The problem: Where the data below has the string "Begegnung", return the whole line.

(Data records)
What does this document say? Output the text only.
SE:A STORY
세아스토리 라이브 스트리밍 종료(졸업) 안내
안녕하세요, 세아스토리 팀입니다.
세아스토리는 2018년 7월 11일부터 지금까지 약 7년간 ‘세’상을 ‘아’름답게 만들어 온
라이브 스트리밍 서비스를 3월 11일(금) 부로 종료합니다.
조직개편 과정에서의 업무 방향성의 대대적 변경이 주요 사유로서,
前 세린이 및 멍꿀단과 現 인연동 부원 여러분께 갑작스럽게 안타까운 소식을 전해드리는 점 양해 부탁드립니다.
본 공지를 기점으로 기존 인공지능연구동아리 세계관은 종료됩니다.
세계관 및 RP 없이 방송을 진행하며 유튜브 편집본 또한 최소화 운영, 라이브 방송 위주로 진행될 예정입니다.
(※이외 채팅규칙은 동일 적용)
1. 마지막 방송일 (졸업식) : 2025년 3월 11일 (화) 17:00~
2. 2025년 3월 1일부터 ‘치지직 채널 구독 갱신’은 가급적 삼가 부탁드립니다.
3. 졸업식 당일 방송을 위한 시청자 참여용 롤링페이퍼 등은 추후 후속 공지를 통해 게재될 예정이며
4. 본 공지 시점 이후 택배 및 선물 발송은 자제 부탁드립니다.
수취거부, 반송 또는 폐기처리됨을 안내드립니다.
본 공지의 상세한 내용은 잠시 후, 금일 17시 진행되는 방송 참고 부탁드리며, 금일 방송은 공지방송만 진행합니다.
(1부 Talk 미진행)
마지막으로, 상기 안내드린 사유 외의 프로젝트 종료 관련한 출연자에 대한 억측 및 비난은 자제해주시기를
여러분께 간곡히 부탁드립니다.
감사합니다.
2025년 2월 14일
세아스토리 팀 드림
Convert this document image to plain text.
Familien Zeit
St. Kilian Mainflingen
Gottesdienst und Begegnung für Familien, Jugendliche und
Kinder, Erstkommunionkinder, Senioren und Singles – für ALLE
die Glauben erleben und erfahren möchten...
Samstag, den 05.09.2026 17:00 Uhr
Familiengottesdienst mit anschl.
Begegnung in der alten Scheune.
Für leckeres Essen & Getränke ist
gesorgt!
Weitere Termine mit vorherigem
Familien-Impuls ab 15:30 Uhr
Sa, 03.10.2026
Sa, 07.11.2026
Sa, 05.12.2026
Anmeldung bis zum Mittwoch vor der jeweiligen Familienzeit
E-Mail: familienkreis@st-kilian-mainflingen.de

Solution:
Gottesdienst und Begegnung für Familien, Jugendliche und
Begegnung in der alten Scheune.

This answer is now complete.